───── MATERIAL FOR THE TASK ─────

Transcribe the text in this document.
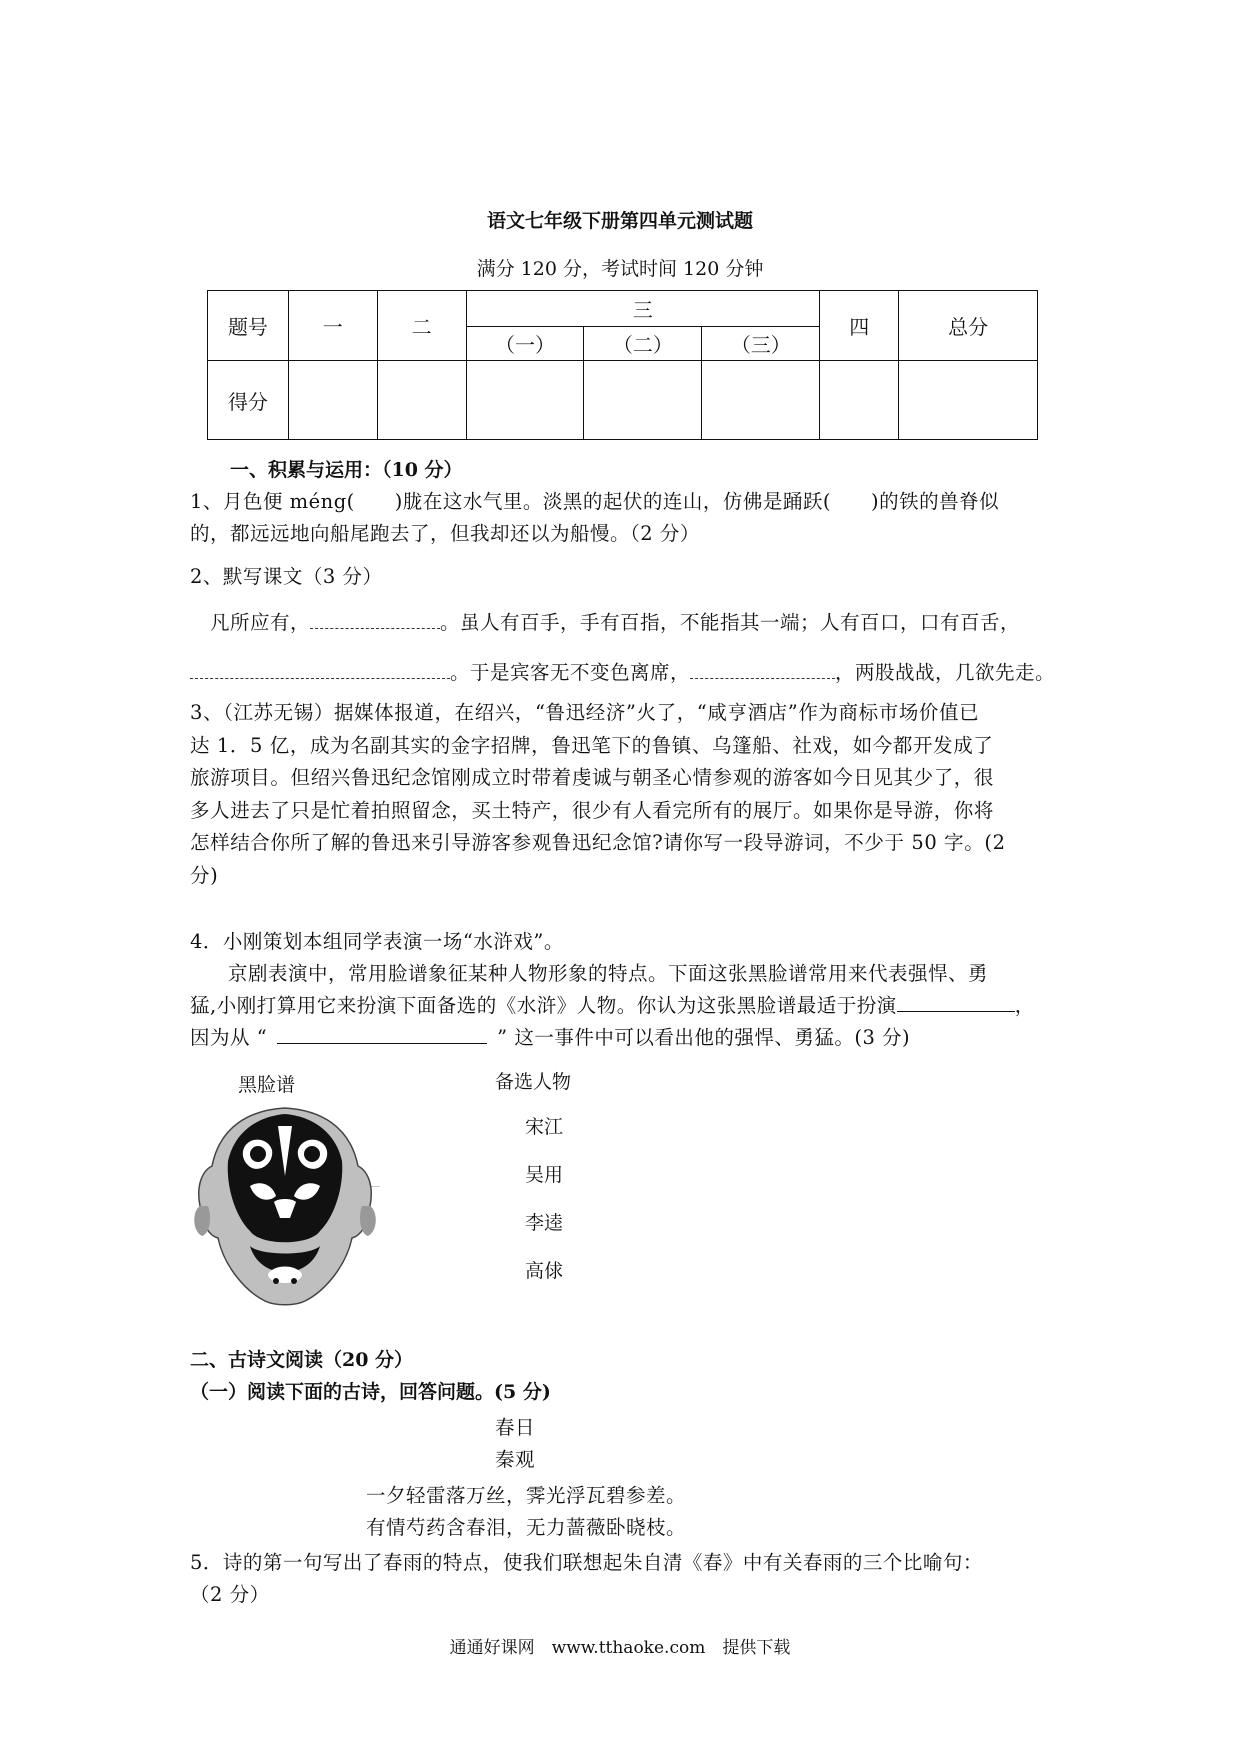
语文七年级下册第四单元测试题
满分 120 分，考试时间 120 分钟
题号	一	二	三			四	总分
			（一）	（二）	（三）		
得分							
一、积累与运用：（10 分）
1、月色便 méng(　　)胧在这水气里。淡黑的起伏的连山，仿佛是踊跃(　　)的铁的兽脊似
的，都远远地向船尾跑去了，但我却还以为船慢。（2 分）
2、默写课文（3 分）
凡所应有，	。虽人有百手，手有百指，不能指其一端；人有百口，口有百舌，
。于是宾客无不变色离席，	，两股战战，几欲先走。
3、（江苏无锡）据媒体报道，在绍兴，“鲁迅经济”火了，“咸亨酒店”作为商标市场价值已
达 1．5 亿，成为名副其实的金字招牌，鲁迅笔下的鲁镇、乌篷船、社戏，如今都开发成了
旅游项目。但绍兴鲁迅纪念馆刚成立时带着虔诚与朝圣心情参观的游客如今日见其少了，很
多人进去了只是忙着拍照留念，买土特产，很少有人看完所有的展厅。如果你是导游，你将
怎样结合你所了解的鲁迅来引导游客参观鲁迅纪念馆?请你写一段导游词，不少于 50 字。(2
分)
4．小刚策划本组同学表演一场“水浒戏”。
京剧表演中，常用脸谱象征某种人物形象的特点。下面这张黑脸谱常用来代表强悍、勇
猛,小刚打算用它来扮演下面备选的《水浒》人物。你认为这张黑脸谱最适于扮演	，
因为从 “	” 这一事件中可以看出他的强悍、勇猛。(3 分)
黑脸谱	备选人物
宋江
吴用
李逵
高俅
二、古诗文阅读（20 分）
（一）阅读下面的古诗，回答问题。(5 分)
春日
秦观
一夕轻雷落万丝，霁光浮瓦碧参差。
有情芍药含春泪，无力蔷薇卧晓枝。
5．诗的第一句写出了春雨的特点，使我们联想起朱自清《春》中有关春雨的三个比喻句：
（2 分）
通通好课网　www.tthaoke.com　提供下载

─────

#### GIVEN EXERCISE
All the records need to be repeated exactly, with the images dropped.

#### EXPECTED OUTPUT
Transcribe the text in this document.
语文七年级下册第四单元测试题
满分 120 分，考试时间 120 分钟
题号	一	二	三			四	总分
			（一）	（二）	（三）		
得分							
一、积累与运用：（10 分）
1、月色便 méng(　　)胧在这水气里。淡黑的起伏的连山，仿佛是踊跃(　　)的铁的兽脊似
的，都远远地向船尾跑去了，但我却还以为船慢。（2 分）
2、默写课文（3 分）
凡所应有，	。虽人有百手，手有百指，不能指其一端；人有百口，口有百舌，
。于是宾客无不变色离席，	，两股战战，几欲先走。
3、（江苏无锡）据媒体报道，在绍兴，“鲁迅经济”火了，“咸亨酒店”作为商标市场价值已
达 1．5 亿，成为名副其实的金字招牌，鲁迅笔下的鲁镇、乌篷船、社戏，如今都开发成了
旅游项目。但绍兴鲁迅纪念馆刚成立时带着虔诚与朝圣心情参观的游客如今日见其少了，很
多人进去了只是忙着拍照留念，买土特产，很少有人看完所有的展厅。如果你是导游，你将
怎样结合你所了解的鲁迅来引导游客参观鲁迅纪念馆?请你写一段导游词，不少于 50 字。(2
分)
4．小刚策划本组同学表演一场“水浒戏”。
京剧表演中，常用脸谱象征某种人物形象的特点。下面这张黑脸谱常用来代表强悍、勇
猛,小刚打算用它来扮演下面备选的《水浒》人物。你认为这张黑脸谱最适于扮演	，
因为从 “	” 这一事件中可以看出他的强悍、勇猛。(3 分)
黑脸谱	备选人物
宋江
吴用
李逵
高俅
二、古诗文阅读（20 分）
（一）阅读下面的古诗，回答问题。(5 分)
春日
秦观
一夕轻雷落万丝，霁光浮瓦碧参差。
有情芍药含春泪，无力蔷薇卧晓枝。
5．诗的第一句写出了春雨的特点，使我们联想起朱自清《春》中有关春雨的三个比喻句：
（2 分）
通通好课网　www.tthaoke.com　提供下载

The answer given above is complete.